Dataset entries
+---+

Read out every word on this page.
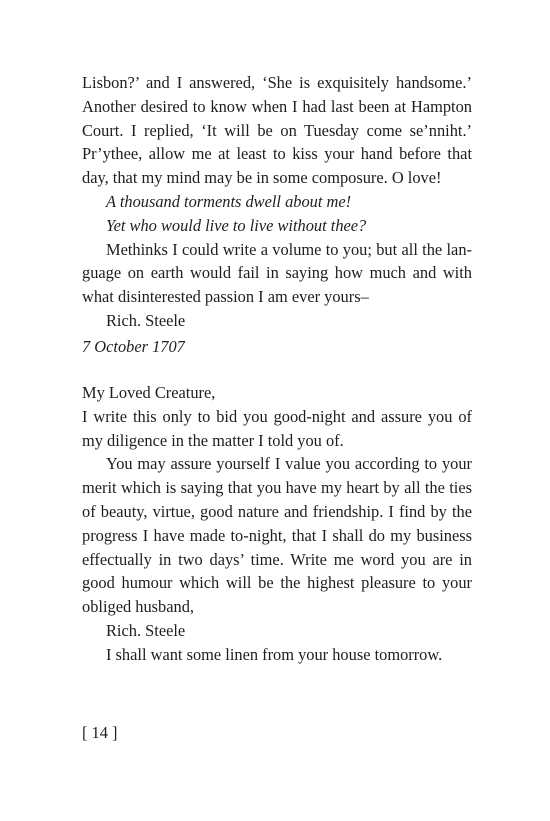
Lisbon?’ and I answered, ‘She is exquisitely handsome.’ Another desired to know when I had last been at Hampton Court. I replied, ‘It will be on Tuesday come se’nniht.’ Pr’ythee, allow me at least to kiss your hand before that day, that my mind may be in some composure. O love!

A thousand torments dwell about me!

Yet who would live to live without thee?

Methinks I could write a volume to you; but all the language on earth would fail in saying how much and with what disinterested passion I am ever yours–

Rich. Steele

7 October 1707

My Loved Creature,

I write this only to bid you good-night and assure you of my diligence in the matter I told you of.

You may assure yourself I value you according to your merit which is saying that you have my heart by all the ties of beauty, virtue, good nature and friendship. I find by the progress I have made to-night, that I shall do my business effectually in two days’ time. Write me word you are in good humour which will be the highest pleasure to your obliged husband,

Rich. Steele

I shall want some linen from your house tomorrow.

[ 14 ]
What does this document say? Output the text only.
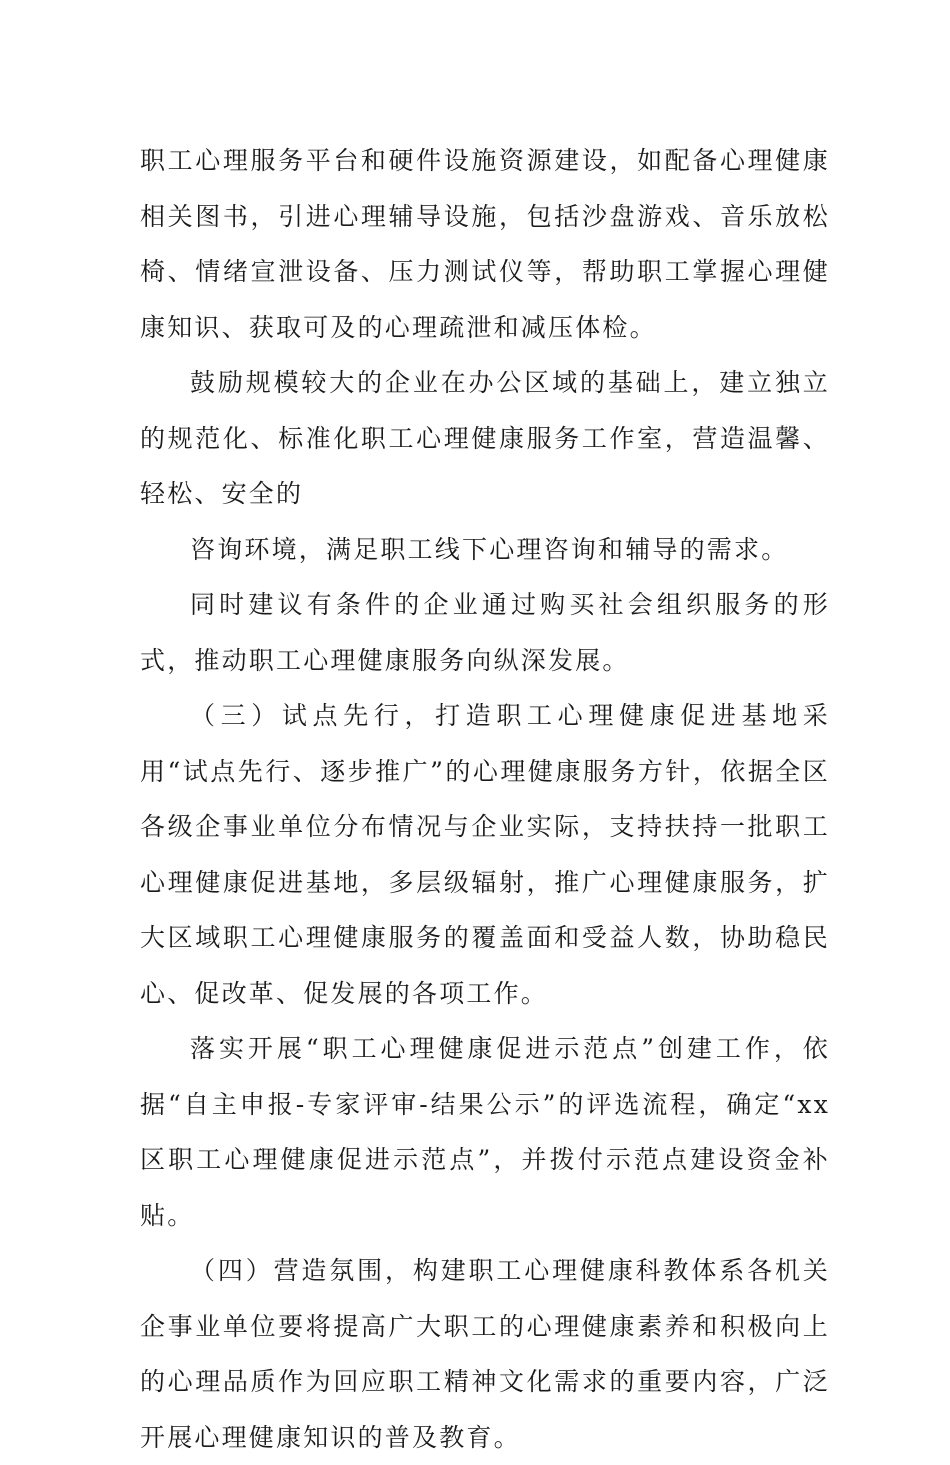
职工心理服务平台和硬件设施资源建设，如配备心理健康相关图书，引进心理辅导设施，包括沙盘游戏、音乐放松椅、情绪宣泄设备、压力测试仪等，帮助职工掌握心理健康知识、获取可及的心理疏泄和减压体检。

鼓励规模较大的企业在办公区域的基础上，建立独立的规范化、标准化职工心理健康服务工作室，营造温馨、轻松、安全的

咨询环境，满足职工线下心理咨询和辅导的需求。

同时建议有条件的企业通过购买社会组织服务的形式，推动职工心理健康服务向纵深发展。

（三）试点先行，打造职工心理健康促进基地采用“试点先行、逐步推广”的心理健康服务方针，依据全区各级企事业单位分布情况与企业实际，支持扶持一批职工心理健康促进基地，多层级辐射，推广心理健康服务，扩大区域职工心理健康服务的覆盖面和受益人数，协助稳民心、促改革、促发展的各项工作。

落实开展“职工心理健康促进示范点”创建工作，依据“自主申报-专家评审-结果公示”的评选流程，确定“xx区职工心理健康促进示范点”，并拨付示范点建设资金补贴。

（四）营造氛围，构建职工心理健康科教体系各机关企事业单位要将提高广大职工的心理健康素养和积极向上的心理品质作为回应职工精神文化需求的重要内容，广泛开展心理健康知识的普及教育。
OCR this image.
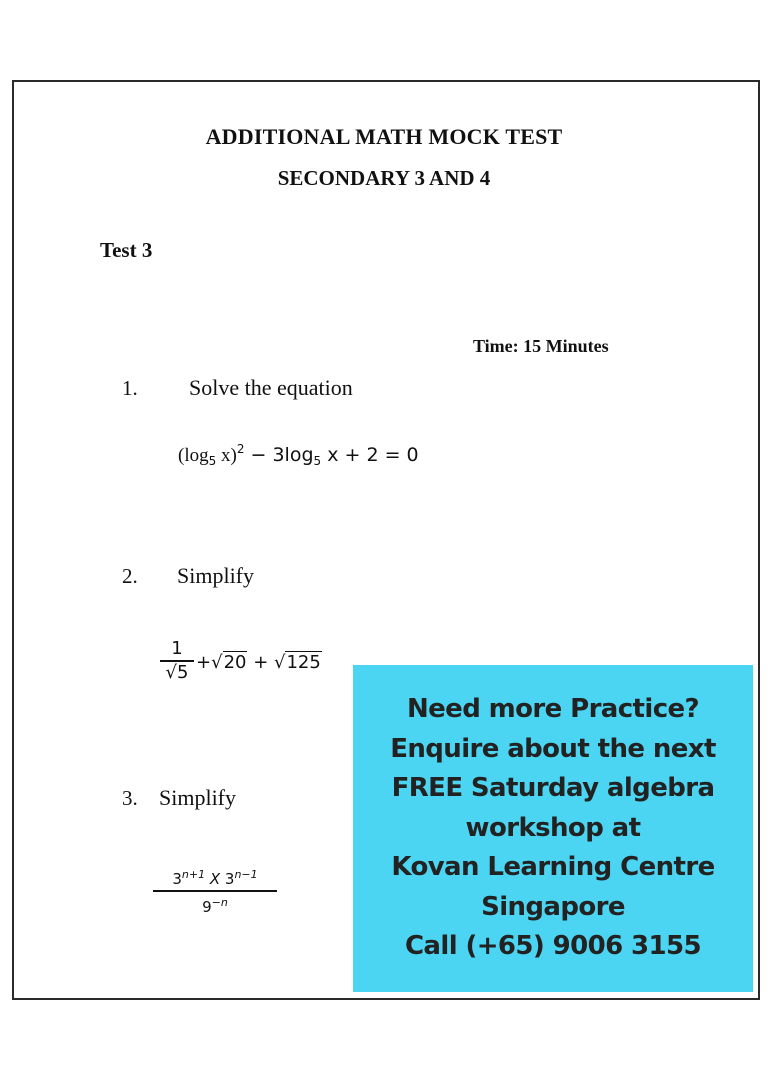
ADDITIONAL MATH MOCK TEST
SECONDARY 3 AND 4
Test 3
Time: 15 Minutes
1. Solve the equation
($\log_5$ $x)^2 - 3\log_5$ x + 2 = 0
2. Simplify
1
√5 +√20 + √125
3. Simplify
$3^{n+1}$ X $3^{n-1}$
$9^{-n}$
Need more Practice?
Enquire about the next
FREE Saturday algebra
workshop at
Kovan Learning Centre
Singapore
Call (+65) 9006 3155
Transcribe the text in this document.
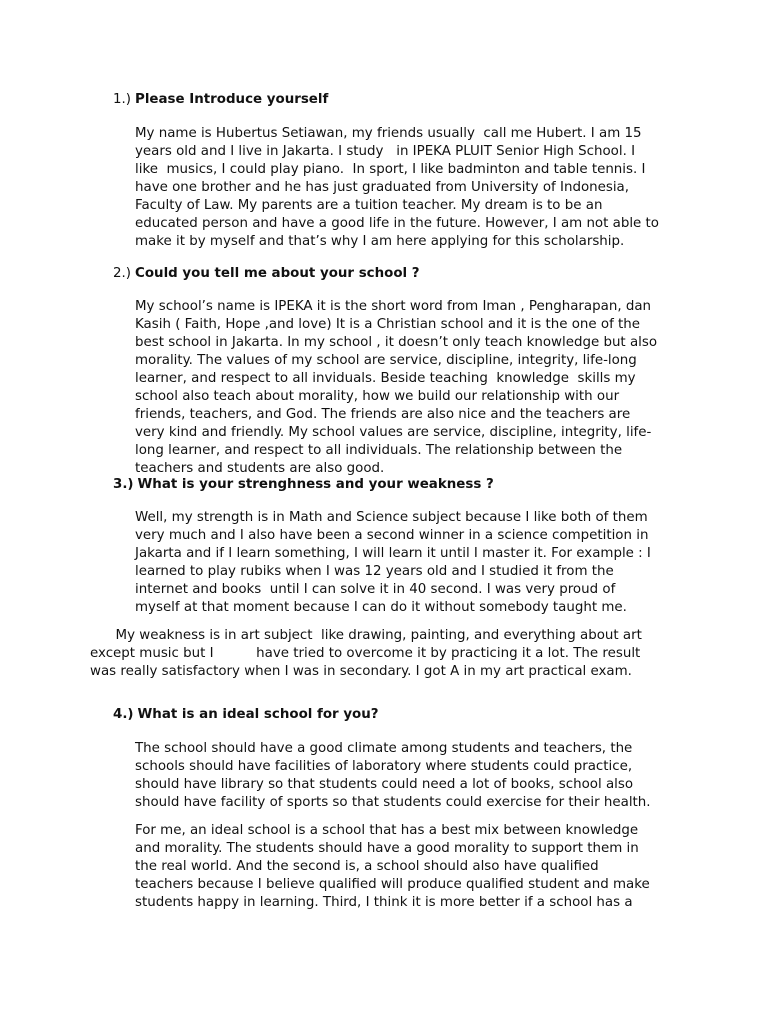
1.) Please Introduce yourself
My name is Hubertus Setiawan, my friends usually  call me Hubert. I am 15
years old and I live in Jakarta. I study   in IPEKA PLUIT Senior High School. I
like  musics, I could play piano.  In sport, I like badminton and table tennis. I
have one brother and he has just graduated from University of Indonesia,
Faculty of Law. My parents are a tuition teacher. My dream is to be an
educated person and have a good life in the future. However, I am not able to
make it by myself and that’s why I am here applying for this scholarship.
2.) Could you tell me about your school ?
My school’s name is IPEKA it is the short word from Iman , Pengharapan, dan
Kasih ( Faith, Hope ,and love) It is a Christian school and it is the one of the
best school in Jakarta. In my school , it doesn’t only teach knowledge but also
morality. The values of my school are service, discipline, integrity, life-long
learner, and respect to all inviduals. Beside teaching  knowledge  skills my
school also teach about morality, how we build our relationship with our
friends, teachers, and God. The friends are also nice and the teachers are
very kind and friendly. My school values are service, discipline, integrity, life-
long learner, and respect to all individuals. The relationship between the
teachers and students are also good.
3.) What is your strenghness and your weakness ?
Well, my strength is in Math and Science subject because I like both of them
very much and I also have been a second winner in a science competition in
Jakarta and if I learn something, I will learn it until I master it. For example : I
learned to play rubiks when I was 12 years old and I studied it from the
internet and books  until I can solve it in 40 second. I was very proud of
myself at that moment because I can do it without somebody taught me.
My weakness is in art subject  like drawing, painting, and everything about art
except music but I          have tried to overcome it by practicing it a lot. The result
was really satisfactory when I was in secondary. I got A in my art practical exam.
4.) What is an ideal school for you?
The school should have a good climate among students and teachers, the
schools should have facilities of laboratory where students could practice,
should have library so that students could need a lot of books, school also
should have facility of sports so that students could exercise for their health.
For me, an ideal school is a school that has a best mix between knowledge
and morality. The students should have a good morality to support them in
the real world. And the second is, a school should also have qualified
teachers because I believe qualified will produce qualified student and make
students happy in learning. Third, I think it is more better if a school has a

+---+

▸ **PROBLEM**
Transcribe every entry word for word, but skip the pictures.

▸ **FINAL ANSWER**
Read out every word on this page.
Lisbon?’ and I answered, ‘She is exquisitely handsome.’ Another desired to know when I had last been at Hampton Court. I replied, ‘It will be on Tuesday come se’nniht.’ Pr’ythee, allow me at least to kiss your hand before that day, that my mind may be in some composure. O love!

A thousand torments dwell about me!

Yet who would live to live without thee?

Methinks I could write a volume to you; but all the language on earth would fail in saying how much and with what disinterested passion I am ever yours–

Rich. Steele

7 October 1707

My Loved Creature,

I write this only to bid you good-night and assure you of my diligence in the matter I told you of.

You may assure yourself I value you according to your merit which is saying that you have my heart by all the ties of beauty, virtue, good nature and friendship. I find by the progress I have made to-night, that I shall do my business effectually in two days’ time. Write me word you are in good humour which will be the highest pleasure to your obliged husband,

Rich. Steele

I shall want some linen from your house tomorrow.

[ 14 ]
What does this document say? Output the text only.
职工心理服务平台和硬件设施资源建设，如配备心理健康相关图书，引进心理辅导设施，包括沙盘游戏、音乐放松椅、情绪宣泄设备、压力测试仪等，帮助职工掌握心理健康知识、获取可及的心理疏泄和减压体检。

鼓励规模较大的企业在办公区域的基础上，建立独立的规范化、标准化职工心理健康服务工作室，营造温馨、轻松、安全的

咨询环境，满足职工线下心理咨询和辅导的需求。

同时建议有条件的企业通过购买社会组织服务的形式，推动职工心理健康服务向纵深发展。

（三）试点先行，打造职工心理健康促进基地采用“试点先行、逐步推广”的心理健康服务方针，依据全区各级企事业单位分布情况与企业实际，支持扶持一批职工心理健康促进基地，多层级辐射，推广心理健康服务，扩大区域职工心理健康服务的覆盖面和受益人数，协助稳民心、促改革、促发展的各项工作。

落实开展“职工心理健康促进示范点”创建工作，依据“自主申报-专家评审-结果公示”的评选流程，确定“xx区职工心理健康促进示范点”，并拨付示范点建设资金补贴。

（四）营造氛围，构建职工心理健康科教体系各机关企事业单位要将提高广大职工的心理健康素养和积极向上的心理品质作为回应职工精神文化需求的重要内容，广泛开展心理健康知识的普及教育。
OCR this image.
ADDITIONAL MATH MOCK TEST
SECONDARY 3 AND 4
Test 3
Time: 15 Minutes
1. Solve the equation
($\log_5$ $x)^2 - 3\log_5$ x + 2 = 0
2. Simplify
1
√5 +√20 + √125
3. Simplify
$3^{n+1}$ X $3^{n-1}$
$9^{-n}$
Need more Practice?
Enquire about the next
FREE Saturday algebra
workshop at
Kovan Learning Centre
Singapore
Call (+65) 9006 3155
Transcribe the text in this document.
1.) Please Introduce yourself
My name is Hubertus Setiawan, my friends usually  call me Hubert. I am 15
years old and I live in Jakarta. I study   in IPEKA PLUIT Senior High School. I
like  musics, I could play piano.  In sport, I like badminton and table tennis. I
have one brother and he has just graduated from University of Indonesia,
Faculty of Law. My parents are a tuition teacher. My dream is to be an
educated person and have a good life in the future. However, I am not able to
make it by myself and that’s why I am here applying for this scholarship.
2.) Could you tell me about your school ?
My school’s name is IPEKA it is the short word from Iman , Pengharapan, dan
Kasih ( Faith, Hope ,and love) It is a Christian school and it is the one of the
best school in Jakarta. In my school , it doesn’t only teach knowledge but also
morality. The values of my school are service, discipline, integrity, life-long
learner, and respect to all inviduals. Beside teaching  knowledge  skills my
school also teach about morality, how we build our relationship with our
friends, teachers, and God. The friends are also nice and the teachers are
very kind and friendly. My school values are service, discipline, integrity, life-
long learner, and respect to all individuals. The relationship between the
teachers and students are also good.
3.) What is your strenghness and your weakness ?
Well, my strength is in Math and Science subject because I like both of them
very much and I also have been a second winner in a science competition in
Jakarta and if I learn something, I will learn it until I master it. For example : I
learned to play rubiks when I was 12 years old and I studied it from the
internet and books  until I can solve it in 40 second. I was very proud of
myself at that moment because I can do it without somebody taught me.
My weakness is in art subject  like drawing, painting, and everything about art
except music but I          have tried to overcome it by practicing it a lot. The result
was really satisfactory when I was in secondary. I got A in my art practical exam.
4.) What is an ideal school for you?
The school should have a good climate among students and teachers, the
schools should have facilities of laboratory where students could practice,
should have library so that students could need a lot of books, school also
should have facility of sports so that students could exercise for their health.
For me, an ideal school is a school that has a best mix between knowledge
and morality. The students should have a good morality to support them in
the real world. And the second is, a school should also have qualified
teachers because I believe qualified will produce qualified student and make
students happy in learning. Third, I think it is more better if a school has a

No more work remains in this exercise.